• _Given task_
Verbatim output of all the material below is required.

Records about charts and figures

____

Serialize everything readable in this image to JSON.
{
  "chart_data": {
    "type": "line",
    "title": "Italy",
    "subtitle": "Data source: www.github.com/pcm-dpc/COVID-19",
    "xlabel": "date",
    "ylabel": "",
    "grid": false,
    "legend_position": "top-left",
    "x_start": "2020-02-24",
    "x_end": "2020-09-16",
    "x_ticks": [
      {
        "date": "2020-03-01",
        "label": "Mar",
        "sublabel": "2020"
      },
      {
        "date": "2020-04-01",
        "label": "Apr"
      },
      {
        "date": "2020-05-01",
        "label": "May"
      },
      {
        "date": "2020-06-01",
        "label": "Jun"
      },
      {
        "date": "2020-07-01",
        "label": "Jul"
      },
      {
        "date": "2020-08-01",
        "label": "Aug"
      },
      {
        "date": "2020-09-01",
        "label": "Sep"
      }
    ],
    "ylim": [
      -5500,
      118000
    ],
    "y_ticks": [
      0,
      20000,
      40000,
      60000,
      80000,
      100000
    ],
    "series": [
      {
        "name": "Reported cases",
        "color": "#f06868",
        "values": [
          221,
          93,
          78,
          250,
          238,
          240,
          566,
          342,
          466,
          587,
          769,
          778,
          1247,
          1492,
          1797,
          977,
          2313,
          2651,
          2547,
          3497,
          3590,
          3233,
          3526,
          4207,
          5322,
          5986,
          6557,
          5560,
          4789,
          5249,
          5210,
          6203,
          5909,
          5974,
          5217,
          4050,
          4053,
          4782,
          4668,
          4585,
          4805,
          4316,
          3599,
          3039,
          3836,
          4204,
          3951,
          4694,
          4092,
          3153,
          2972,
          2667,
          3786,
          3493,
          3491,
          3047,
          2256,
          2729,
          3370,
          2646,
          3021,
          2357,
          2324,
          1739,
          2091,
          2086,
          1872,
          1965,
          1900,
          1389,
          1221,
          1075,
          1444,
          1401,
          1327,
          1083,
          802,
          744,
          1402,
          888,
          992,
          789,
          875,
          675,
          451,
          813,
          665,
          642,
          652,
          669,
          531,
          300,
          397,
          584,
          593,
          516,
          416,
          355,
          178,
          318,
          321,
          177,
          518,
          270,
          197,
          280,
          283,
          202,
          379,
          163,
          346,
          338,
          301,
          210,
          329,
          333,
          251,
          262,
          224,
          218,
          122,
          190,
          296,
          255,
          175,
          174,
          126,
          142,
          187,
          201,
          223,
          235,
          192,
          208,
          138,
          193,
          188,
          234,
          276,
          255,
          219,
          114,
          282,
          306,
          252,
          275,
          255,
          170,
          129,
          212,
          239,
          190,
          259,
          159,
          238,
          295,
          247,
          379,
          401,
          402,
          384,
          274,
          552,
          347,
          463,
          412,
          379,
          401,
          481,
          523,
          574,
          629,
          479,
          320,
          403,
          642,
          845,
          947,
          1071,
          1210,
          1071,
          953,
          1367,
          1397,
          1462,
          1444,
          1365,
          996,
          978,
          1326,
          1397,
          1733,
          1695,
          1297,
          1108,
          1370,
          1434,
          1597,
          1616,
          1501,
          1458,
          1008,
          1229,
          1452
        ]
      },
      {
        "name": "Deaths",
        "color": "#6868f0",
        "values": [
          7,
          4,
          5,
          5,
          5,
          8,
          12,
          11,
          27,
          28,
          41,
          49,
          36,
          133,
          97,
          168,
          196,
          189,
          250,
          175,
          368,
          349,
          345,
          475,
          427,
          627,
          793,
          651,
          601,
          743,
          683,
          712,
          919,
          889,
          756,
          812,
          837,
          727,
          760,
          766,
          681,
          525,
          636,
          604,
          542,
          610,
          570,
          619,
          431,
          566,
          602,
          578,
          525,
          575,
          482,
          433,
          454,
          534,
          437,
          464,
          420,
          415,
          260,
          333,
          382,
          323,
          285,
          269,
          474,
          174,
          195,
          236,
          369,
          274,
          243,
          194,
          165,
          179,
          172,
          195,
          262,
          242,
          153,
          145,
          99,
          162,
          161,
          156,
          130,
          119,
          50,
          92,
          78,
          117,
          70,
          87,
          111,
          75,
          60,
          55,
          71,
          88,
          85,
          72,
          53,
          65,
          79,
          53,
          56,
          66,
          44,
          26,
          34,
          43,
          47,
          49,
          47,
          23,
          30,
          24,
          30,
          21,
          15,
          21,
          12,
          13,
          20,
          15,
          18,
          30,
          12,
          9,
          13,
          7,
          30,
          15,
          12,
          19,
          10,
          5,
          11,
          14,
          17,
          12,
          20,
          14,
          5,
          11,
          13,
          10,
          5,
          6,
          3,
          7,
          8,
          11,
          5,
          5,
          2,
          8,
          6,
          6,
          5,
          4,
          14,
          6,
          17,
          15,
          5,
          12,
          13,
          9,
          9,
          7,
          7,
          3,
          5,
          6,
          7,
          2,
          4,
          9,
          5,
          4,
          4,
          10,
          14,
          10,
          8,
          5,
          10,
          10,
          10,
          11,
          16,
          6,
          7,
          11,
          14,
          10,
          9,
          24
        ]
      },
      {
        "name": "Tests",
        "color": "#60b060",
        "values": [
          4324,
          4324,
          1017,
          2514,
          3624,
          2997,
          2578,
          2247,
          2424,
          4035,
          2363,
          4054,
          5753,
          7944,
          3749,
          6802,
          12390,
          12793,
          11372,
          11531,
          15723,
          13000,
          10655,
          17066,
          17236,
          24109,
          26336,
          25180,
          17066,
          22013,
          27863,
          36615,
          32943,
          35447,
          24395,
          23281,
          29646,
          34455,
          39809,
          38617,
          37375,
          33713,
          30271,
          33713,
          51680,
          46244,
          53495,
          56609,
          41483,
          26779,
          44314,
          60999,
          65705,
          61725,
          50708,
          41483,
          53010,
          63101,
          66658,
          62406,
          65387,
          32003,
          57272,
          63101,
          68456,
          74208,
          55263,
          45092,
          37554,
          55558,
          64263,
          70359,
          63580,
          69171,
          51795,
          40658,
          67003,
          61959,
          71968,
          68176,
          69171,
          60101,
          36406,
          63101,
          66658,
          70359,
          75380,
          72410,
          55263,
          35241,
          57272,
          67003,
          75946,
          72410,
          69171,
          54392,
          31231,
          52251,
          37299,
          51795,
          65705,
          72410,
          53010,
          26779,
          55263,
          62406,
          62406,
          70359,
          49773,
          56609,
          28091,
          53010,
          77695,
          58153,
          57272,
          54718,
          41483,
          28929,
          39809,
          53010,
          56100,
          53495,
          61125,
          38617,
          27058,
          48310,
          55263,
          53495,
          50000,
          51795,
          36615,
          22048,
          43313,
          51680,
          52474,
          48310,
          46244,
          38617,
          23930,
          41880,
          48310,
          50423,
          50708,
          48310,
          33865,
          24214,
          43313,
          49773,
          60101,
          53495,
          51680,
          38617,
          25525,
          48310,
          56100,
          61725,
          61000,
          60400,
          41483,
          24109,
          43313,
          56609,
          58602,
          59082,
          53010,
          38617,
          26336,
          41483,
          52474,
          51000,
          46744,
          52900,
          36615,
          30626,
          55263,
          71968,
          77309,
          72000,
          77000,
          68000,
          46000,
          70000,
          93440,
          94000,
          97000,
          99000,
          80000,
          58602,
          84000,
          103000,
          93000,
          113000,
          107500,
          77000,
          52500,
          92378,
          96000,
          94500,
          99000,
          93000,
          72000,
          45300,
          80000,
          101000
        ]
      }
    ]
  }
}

____

• _Solution to the problem_
Serialize everything readable in this image to JSON.
{
  "chart_data": {
    "type": "line",
    "title": "Italy",
    "subtitle": "Data source: www.github.com/pcm-dpc/COVID-19",
    "xlabel": "date",
    "ylabel": "",
    "grid": false,
    "legend_position": "top-left",
    "x_start": "2020-02-24",
    "x_end": "2020-09-16",
    "x_ticks": [
      {
        "date": "2020-03-01",
        "label": "Mar",
        "sublabel": "2020"
      },
      {
        "date": "2020-04-01",
        "label": "Apr"
      },
      {
        "date": "2020-05-01",
        "label": "May"
      },
      {
        "date": "2020-06-01",
        "label": "Jun"
      },
      {
        "date": "2020-07-01",
        "label": "Jul"
      },
      {
        "date": "2020-08-01",
        "label": "Aug"
      },
      {
        "date": "2020-09-01",
        "label": "Sep"
      }
    ],
    "ylim": [
      -5500,
      118000
    ],
    "y_ticks": [
      0,
      20000,
      40000,
      60000,
      80000,
      100000
    ],
    "series": [
      {
        "name": "Reported cases",
        "color": "#f06868",
        "values": [
          221,
          93,
          78,
          250,
          238,
          240,
          566,
          342,
          466,
          587,
          769,
          778,
          1247,
          1492,
          1797,
          977,
          2313,
          2651,
          2547,
          3497,
          3590,
          3233,
          3526,
          4207,
          5322,
          5986,
          6557,
          5560,
          4789,
          5249,
          5210,
          6203,
          5909,
          5974,
          5217,
          4050,
          4053,
          4782,
          4668,
          4585,
          4805,
          4316,
          3599,
          3039,
          3836,
          4204,
          3951,
          4694,
          4092,
          3153,
          2972,
          2667,
          3786,
          3493,
          3491,
          3047,
          2256,
          2729,
          3370,
          2646,
          3021,
          2357,
          2324,
          1739,
          2091,
          2086,
          1872,
          1965,
          1900,
          1389,
          1221,
          1075,
          1444,
          1401,
          1327,
          1083,
          802,
          744,
          1402,
          888,
          992,
          789,
          875,
          675,
          451,
          813,
          665,
          642,
          652,
          669,
          531,
          300,
          397,
          584,
          593,
          516,
          416,
          355,
          178,
          318,
          321,
          177,
          518,
          270,
          197,
          280,
          283,
          202,
          379,
          163,
          346,
          338,
          301,
          210,
          329,
          333,
          251,
          262,
          224,
          218,
          122,
          190,
          296,
          255,
          175,
          174,
          126,
          142,
          187,
          201,
          223,
          235,
          192,
          208,
          138,
          193,
          188,
          234,
          276,
          255,
          219,
          114,
          282,
          306,
          252,
          275,
          255,
          170,
          129,
          212,
          239,
          190,
          259,
          159,
          238,
          295,
          247,
          379,
          401,
          402,
          384,
          274,
          552,
          347,
          463,
          412,
          379,
          401,
          481,
          523,
          574,
          629,
          479,
          320,
          403,
          642,
          845,
          947,
          1071,
          1210,
          1071,
          953,
          1367,
          1397,
          1462,
          1444,
          1365,
          996,
          978,
          1326,
          1397,
          1733,
          1695,
          1297,
          1108,
          1370,
          1434,
          1597,
          1616,
          1501,
          1458,
          1008,
          1229,
          1452
        ]
      },
      {
        "name": "Deaths",
        "color": "#6868f0",
        "values": [
          7,
          4,
          5,
          5,
          5,
          8,
          12,
          11,
          27,
          28,
          41,
          49,
          36,
          133,
          97,
          168,
          196,
          189,
          250,
          175,
          368,
          349,
          345,
          475,
          427,
          627,
          793,
          651,
          601,
          743,
          683,
          712,
          919,
          889,
          756,
          812,
          837,
          727,
          760,
          766,
          681,
          525,
          636,
          604,
          542,
          610,
          570,
          619,
          431,
          566,
          602,
          578,
          525,
          575,
          482,
          433,
          454,
          534,
          437,
          464,
          420,
          415,
          260,
          333,
          382,
          323,
          285,
          269,
          474,
          174,
          195,
          236,
          369,
          274,
          243,
          194,
          165,
          179,
          172,
          195,
          262,
          242,
          153,
          145,
          99,
          162,
          161,
          156,
          130,
          119,
          50,
          92,
          78,
          117,
          70,
          87,
          111,
          75,
          60,
          55,
          71,
          88,
          85,
          72,
          53,
          65,
          79,
          53,
          56,
          66,
          44,
          26,
          34,
          43,
          47,
          49,
          47,
          23,
          30,
          24,
          30,
          21,
          15,
          21,
          12,
          13,
          20,
          15,
          18,
          30,
          12,
          9,
          13,
          7,
          30,
          15,
          12,
          19,
          10,
          5,
          11,
          14,
          17,
          12,
          20,
          14,
          5,
          11,
          13,
          10,
          5,
          6,
          3,
          7,
          8,
          11,
          5,
          5,
          2,
          8,
          6,
          6,
          5,
          4,
          14,
          6,
          17,
          15,
          5,
          12,
          13,
          9,
          9,
          7,
          7,
          3,
          5,
          6,
          7,
          2,
          4,
          9,
          5,
          4,
          4,
          10,
          14,
          10,
          8,
          5,
          10,
          10,
          10,
          11,
          16,
          6,
          7,
          11,
          14,
          10,
          9,
          24
        ]
      },
      {
        "name": "Tests",
        "color": "#60b060",
        "values": [
          4324,
          4324,
          1017,
          2514,
          3624,
          2997,
          2578,
          2247,
          2424,
          4035,
          2363,
          4054,
          5753,
          7944,
          3749,
          6802,
          12390,
          12793,
          11372,
          11531,
          15723,
          13000,
          10655,
          17066,
          17236,
          24109,
          26336,
          25180,
          17066,
          22013,
          27863,
          36615,
          32943,
          35447,
          24395,
          23281,
          29646,
          34455,
          39809,
          38617,
          37375,
          33713,
          30271,
          33713,
          51680,
          46244,
          53495,
          56609,
          41483,
          26779,
          44314,
          60999,
          65705,
          61725,
          50708,
          41483,
          53010,
          63101,
          66658,
          62406,
          65387,
          32003,
          57272,
          63101,
          68456,
          74208,
          55263,
          45092,
          37554,
          55558,
          64263,
          70359,
          63580,
          69171,
          51795,
          40658,
          67003,
          61959,
          71968,
          68176,
          69171,
          60101,
          36406,
          63101,
          66658,
          70359,
          75380,
          72410,
          55263,
          35241,
          57272,
          67003,
          75946,
          72410,
          69171,
          54392,
          31231,
          52251,
          37299,
          51795,
          65705,
          72410,
          53010,
          26779,
          55263,
          62406,
          62406,
          70359,
          49773,
          56609,
          28091,
          53010,
          77695,
          58153,
          57272,
          54718,
          41483,
          28929,
          39809,
          53010,
          56100,
          53495,
          61125,
          38617,
          27058,
          48310,
          55263,
          53495,
          50000,
          51795,
          36615,
          22048,
          43313,
          51680,
          52474,
          48310,
          46244,
          38617,
          23930,
          41880,
          48310,
          50423,
          50708,
          48310,
          33865,
          24214,
          43313,
          49773,
          60101,
          53495,
          51680,
          38617,
          25525,
          48310,
          56100,
          61725,
          61000,
          60400,
          41483,
          24109,
          43313,
          56609,
          58602,
          59082,
          53010,
          38617,
          26336,
          41483,
          52474,
          51000,
          46744,
          52900,
          36615,
          30626,
          55263,
          71968,
          77309,
          72000,
          77000,
          68000,
          46000,
          70000,
          93440,
          94000,
          97000,
          99000,
          80000,
          58602,
          84000,
          103000,
          93000,
          113000,
          107500,
          77000,
          52500,
          92378,
          96000,
          94500,
          99000,
          93000,
          72000,
          45300,
          80000,
          101000
        ]
      }
    ]
  }
}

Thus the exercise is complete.